Recorded data:
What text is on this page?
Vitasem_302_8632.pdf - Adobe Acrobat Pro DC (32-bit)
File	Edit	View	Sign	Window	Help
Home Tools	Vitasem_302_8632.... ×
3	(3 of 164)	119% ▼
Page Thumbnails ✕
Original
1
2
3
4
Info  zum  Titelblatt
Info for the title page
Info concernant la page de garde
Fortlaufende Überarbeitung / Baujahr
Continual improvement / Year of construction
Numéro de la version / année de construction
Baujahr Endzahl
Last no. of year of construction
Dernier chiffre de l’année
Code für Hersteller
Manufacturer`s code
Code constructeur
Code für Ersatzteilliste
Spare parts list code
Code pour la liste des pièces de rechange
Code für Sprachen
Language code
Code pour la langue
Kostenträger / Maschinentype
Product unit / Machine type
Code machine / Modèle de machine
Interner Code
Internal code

==

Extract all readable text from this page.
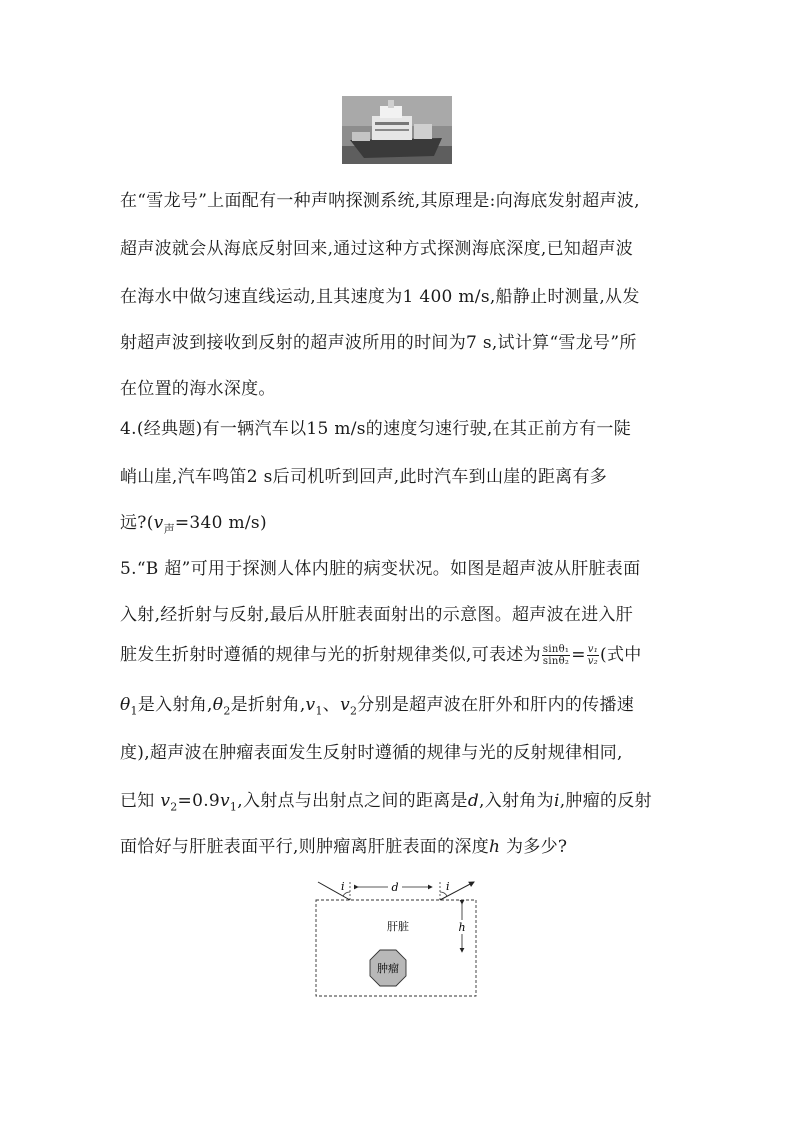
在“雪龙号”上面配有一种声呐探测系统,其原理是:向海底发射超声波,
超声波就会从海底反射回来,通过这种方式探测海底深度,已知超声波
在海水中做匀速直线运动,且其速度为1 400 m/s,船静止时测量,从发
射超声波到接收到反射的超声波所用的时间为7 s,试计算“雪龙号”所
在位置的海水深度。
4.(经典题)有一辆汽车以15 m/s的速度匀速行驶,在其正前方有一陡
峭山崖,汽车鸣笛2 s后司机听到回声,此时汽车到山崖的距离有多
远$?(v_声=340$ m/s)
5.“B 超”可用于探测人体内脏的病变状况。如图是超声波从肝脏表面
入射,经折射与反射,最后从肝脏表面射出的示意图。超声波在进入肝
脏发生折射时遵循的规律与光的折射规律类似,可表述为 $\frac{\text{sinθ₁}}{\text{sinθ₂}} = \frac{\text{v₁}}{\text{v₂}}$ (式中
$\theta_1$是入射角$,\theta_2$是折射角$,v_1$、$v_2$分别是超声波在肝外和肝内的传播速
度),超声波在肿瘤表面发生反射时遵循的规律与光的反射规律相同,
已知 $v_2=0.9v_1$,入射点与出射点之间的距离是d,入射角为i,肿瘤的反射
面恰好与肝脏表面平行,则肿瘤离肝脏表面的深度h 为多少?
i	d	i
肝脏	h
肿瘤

AIM OF THE EXERCISE. Return each line among the entries that holds the word "Info".

RESPONSE TO THIS TASK.
Info  zum  Titelblatt
Info for the title page
Info concernant la page de garde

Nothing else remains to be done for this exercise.